## begin ENTRIES SHOWN

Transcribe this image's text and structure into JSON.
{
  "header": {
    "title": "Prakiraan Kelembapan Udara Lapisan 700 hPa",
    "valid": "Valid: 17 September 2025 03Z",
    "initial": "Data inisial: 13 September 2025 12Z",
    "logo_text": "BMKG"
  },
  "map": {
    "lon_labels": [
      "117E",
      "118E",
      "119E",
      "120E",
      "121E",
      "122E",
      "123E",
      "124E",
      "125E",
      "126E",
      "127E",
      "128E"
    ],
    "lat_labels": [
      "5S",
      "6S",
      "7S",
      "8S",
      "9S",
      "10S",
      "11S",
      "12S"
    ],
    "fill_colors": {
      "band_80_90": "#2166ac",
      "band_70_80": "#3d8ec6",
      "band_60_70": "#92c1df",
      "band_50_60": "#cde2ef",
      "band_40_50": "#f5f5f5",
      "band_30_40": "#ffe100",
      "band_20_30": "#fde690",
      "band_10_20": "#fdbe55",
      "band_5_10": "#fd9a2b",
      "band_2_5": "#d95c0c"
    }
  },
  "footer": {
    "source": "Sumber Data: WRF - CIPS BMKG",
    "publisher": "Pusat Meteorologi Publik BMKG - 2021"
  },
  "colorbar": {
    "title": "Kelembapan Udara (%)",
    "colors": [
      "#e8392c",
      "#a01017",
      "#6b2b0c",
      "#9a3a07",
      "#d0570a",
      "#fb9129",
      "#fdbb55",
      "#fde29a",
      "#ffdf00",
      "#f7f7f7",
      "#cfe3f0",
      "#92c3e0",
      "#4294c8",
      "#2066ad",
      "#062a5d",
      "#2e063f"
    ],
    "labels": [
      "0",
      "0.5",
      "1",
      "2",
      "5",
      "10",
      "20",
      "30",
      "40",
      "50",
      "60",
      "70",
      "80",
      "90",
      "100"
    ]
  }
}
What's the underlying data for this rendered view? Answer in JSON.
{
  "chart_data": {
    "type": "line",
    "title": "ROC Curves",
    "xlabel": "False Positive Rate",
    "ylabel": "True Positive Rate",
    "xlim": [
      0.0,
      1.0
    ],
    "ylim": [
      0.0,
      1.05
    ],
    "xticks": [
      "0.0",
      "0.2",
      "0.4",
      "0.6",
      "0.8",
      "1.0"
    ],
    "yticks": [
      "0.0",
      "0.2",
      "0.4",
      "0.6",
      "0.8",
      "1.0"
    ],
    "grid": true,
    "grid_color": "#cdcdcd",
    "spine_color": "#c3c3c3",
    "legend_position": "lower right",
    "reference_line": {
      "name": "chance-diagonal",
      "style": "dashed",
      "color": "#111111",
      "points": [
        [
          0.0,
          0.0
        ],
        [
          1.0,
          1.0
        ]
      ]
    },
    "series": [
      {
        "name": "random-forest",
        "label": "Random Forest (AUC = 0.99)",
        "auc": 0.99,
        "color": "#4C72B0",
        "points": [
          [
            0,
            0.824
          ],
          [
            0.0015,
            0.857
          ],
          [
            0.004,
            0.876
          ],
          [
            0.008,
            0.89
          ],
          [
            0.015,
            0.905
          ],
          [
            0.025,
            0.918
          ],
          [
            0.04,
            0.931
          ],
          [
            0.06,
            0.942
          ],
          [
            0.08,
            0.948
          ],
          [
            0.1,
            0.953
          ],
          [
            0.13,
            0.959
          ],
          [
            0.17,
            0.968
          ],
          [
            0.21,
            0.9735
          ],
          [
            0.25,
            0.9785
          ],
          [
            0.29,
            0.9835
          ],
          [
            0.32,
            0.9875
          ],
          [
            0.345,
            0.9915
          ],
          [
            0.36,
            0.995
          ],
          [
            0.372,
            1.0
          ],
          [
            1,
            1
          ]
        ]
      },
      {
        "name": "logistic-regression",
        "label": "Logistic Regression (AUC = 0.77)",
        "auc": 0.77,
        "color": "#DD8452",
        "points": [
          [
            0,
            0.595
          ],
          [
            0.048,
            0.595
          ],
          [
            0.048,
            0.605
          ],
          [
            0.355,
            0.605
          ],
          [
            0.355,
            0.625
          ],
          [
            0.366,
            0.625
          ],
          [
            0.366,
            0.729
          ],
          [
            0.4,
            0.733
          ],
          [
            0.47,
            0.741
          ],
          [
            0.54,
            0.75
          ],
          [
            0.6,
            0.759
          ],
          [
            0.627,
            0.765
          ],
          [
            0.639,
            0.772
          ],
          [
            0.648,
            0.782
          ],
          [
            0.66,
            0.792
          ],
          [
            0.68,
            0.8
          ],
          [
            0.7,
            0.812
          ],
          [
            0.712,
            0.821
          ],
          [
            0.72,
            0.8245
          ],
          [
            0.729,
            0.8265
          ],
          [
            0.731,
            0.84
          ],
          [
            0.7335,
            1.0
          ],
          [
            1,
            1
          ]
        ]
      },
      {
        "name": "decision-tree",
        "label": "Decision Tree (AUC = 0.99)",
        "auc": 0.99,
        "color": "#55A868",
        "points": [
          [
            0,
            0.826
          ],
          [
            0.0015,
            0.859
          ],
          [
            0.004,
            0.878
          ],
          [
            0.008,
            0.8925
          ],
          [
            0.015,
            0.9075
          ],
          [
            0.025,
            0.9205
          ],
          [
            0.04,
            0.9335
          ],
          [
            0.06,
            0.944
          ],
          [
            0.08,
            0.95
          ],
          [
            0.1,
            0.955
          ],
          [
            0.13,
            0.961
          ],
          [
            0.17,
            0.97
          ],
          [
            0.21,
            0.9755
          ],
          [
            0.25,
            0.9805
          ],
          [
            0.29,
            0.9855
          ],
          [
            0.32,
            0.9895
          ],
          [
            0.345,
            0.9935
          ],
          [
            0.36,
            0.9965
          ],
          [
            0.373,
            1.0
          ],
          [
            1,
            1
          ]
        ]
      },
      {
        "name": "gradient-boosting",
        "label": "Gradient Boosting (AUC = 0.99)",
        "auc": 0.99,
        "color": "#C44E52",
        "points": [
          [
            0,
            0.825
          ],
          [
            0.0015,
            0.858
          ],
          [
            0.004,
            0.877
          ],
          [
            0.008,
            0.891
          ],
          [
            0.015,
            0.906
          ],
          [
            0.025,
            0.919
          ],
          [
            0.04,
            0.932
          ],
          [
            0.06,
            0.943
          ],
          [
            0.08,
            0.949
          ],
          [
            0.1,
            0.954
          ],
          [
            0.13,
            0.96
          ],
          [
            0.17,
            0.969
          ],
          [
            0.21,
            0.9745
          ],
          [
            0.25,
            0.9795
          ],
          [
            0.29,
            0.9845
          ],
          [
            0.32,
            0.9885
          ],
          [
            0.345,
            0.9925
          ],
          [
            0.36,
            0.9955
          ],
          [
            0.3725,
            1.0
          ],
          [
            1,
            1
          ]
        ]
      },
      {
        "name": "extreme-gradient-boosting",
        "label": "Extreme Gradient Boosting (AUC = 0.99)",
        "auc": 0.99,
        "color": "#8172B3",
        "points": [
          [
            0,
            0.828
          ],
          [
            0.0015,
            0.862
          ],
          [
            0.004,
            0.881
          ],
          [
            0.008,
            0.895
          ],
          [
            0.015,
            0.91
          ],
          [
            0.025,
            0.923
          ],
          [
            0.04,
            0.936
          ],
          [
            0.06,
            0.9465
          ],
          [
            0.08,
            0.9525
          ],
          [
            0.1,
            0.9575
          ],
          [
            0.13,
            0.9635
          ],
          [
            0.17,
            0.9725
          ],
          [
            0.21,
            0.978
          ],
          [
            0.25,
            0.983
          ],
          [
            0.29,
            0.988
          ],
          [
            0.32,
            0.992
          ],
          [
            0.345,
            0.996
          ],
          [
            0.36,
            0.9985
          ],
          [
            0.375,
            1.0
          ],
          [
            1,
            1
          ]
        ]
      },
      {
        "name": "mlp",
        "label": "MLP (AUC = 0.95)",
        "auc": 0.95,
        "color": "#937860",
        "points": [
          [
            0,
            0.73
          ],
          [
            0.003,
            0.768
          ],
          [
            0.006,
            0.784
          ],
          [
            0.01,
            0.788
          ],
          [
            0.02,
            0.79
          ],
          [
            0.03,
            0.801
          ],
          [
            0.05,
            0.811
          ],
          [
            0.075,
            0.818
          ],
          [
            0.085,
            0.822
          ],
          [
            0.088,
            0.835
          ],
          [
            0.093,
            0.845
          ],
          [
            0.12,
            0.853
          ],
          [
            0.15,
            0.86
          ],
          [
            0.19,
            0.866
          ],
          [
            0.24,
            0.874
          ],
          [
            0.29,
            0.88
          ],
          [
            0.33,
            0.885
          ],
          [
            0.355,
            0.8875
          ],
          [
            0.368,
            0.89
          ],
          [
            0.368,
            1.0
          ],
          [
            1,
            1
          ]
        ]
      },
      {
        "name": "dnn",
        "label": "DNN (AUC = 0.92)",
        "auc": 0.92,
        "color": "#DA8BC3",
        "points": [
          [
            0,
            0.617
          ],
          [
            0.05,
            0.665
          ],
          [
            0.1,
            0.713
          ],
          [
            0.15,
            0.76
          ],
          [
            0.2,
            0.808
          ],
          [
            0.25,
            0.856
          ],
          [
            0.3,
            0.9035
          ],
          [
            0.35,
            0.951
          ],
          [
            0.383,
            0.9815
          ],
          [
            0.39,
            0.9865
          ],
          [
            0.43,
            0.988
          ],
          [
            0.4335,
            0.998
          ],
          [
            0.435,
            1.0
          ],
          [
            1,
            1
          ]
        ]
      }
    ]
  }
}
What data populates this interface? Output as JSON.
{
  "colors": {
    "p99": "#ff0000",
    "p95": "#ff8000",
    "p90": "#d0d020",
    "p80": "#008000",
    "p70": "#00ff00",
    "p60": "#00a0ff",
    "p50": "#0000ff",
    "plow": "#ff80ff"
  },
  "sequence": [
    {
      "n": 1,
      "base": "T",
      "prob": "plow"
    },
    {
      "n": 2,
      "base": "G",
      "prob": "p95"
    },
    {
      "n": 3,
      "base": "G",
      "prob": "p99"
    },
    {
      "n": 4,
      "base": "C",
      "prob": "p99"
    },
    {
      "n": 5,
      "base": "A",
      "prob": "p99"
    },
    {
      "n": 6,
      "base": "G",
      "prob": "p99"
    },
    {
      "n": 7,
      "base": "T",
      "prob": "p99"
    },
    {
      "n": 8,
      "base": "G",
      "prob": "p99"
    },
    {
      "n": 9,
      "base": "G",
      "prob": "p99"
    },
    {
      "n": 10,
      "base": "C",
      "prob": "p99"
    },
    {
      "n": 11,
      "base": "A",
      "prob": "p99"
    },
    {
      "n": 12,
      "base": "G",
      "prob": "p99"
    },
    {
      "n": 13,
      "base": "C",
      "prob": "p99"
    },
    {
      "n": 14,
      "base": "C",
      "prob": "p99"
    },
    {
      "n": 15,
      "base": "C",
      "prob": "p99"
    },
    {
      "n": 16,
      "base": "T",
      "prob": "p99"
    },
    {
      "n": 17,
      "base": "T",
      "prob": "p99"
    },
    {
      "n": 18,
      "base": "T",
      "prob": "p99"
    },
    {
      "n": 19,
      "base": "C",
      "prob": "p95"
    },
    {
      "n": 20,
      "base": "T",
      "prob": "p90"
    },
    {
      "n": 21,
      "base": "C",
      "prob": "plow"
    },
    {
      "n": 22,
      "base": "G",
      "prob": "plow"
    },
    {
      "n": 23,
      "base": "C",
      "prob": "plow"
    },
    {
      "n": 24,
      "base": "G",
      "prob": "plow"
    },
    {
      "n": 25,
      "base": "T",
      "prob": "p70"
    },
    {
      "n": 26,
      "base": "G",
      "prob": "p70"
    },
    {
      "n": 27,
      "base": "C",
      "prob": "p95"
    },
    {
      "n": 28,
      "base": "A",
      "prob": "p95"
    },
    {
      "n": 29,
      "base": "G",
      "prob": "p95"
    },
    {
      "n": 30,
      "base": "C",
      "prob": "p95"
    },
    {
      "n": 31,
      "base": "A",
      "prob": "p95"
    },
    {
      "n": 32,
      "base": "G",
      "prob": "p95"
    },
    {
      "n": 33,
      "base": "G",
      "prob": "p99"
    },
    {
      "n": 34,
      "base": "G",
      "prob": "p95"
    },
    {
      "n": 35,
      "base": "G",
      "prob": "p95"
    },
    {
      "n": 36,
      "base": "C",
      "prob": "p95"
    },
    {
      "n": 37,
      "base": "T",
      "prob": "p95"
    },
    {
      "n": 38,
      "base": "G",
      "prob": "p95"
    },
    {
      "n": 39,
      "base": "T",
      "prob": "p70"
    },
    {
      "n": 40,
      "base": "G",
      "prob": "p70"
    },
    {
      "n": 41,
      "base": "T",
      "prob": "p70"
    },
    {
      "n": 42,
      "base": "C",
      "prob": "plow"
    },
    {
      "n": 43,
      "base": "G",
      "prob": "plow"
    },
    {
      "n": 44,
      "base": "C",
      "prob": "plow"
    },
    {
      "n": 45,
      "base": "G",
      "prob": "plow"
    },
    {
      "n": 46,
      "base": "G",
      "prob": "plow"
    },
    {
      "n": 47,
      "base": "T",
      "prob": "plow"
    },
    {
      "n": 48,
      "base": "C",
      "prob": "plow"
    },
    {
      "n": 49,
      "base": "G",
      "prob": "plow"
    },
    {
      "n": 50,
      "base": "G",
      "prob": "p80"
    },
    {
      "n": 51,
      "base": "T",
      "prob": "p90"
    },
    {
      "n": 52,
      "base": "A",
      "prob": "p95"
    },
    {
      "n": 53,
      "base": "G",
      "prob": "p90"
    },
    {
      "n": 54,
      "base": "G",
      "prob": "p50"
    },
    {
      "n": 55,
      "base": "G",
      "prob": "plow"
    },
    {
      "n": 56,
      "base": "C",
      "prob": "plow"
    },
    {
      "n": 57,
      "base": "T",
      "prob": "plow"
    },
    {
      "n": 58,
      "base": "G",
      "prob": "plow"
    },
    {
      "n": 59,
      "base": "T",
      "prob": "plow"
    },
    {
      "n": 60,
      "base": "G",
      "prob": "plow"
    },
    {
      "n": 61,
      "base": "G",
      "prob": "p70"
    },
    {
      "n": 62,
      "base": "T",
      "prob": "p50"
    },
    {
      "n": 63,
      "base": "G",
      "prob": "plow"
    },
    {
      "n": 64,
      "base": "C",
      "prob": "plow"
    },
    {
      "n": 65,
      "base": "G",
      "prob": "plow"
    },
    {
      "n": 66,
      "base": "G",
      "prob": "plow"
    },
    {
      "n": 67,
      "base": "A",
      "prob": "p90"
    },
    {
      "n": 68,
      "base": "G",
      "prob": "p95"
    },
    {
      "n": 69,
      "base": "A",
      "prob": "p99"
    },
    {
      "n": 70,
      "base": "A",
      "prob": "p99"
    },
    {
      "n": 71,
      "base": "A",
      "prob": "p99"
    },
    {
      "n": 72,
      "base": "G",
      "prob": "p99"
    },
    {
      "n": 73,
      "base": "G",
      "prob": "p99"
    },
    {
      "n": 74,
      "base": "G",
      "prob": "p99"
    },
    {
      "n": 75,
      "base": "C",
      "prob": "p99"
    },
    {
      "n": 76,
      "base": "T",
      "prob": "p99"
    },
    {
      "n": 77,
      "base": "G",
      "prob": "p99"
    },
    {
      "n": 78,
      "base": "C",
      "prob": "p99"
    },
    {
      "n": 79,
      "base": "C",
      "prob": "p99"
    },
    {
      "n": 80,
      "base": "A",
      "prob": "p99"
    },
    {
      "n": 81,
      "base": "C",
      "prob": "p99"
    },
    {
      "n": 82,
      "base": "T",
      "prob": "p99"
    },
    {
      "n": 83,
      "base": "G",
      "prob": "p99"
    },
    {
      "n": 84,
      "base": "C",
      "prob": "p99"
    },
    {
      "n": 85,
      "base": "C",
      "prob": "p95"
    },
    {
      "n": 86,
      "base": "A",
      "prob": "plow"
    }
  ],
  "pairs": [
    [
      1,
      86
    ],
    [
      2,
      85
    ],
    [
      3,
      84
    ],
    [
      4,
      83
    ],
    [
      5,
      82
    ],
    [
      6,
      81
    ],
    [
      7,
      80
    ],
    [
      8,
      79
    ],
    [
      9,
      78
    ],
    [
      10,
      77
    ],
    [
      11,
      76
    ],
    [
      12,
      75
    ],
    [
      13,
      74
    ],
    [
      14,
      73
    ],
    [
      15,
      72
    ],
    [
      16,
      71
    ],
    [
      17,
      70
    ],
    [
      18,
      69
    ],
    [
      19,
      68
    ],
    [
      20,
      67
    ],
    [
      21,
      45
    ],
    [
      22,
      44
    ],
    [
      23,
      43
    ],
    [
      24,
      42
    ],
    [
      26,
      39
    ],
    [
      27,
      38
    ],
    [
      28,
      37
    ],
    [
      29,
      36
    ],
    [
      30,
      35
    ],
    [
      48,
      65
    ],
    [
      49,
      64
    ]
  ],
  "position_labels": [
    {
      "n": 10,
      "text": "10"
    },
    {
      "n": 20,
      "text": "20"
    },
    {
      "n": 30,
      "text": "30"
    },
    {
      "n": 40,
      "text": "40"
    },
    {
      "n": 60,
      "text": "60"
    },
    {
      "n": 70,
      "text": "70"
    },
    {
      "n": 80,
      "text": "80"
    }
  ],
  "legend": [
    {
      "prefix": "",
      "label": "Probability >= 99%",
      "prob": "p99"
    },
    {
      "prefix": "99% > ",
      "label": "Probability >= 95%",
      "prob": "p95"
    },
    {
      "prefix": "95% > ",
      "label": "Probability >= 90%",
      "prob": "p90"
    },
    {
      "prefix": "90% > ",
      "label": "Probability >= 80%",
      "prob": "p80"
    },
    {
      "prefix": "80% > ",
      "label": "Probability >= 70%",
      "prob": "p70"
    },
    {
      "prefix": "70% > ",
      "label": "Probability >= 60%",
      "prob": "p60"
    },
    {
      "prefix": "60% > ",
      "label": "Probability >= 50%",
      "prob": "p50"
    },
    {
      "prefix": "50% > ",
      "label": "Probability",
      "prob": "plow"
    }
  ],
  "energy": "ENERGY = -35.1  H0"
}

## end ENTRIES SHOWN

WHAT NEEDS TO BE DONE: The word "JSON" may occur in lines of the records. Report how many such lines there are, giving only the number.

ANSWER TO THE PROBLEM: 3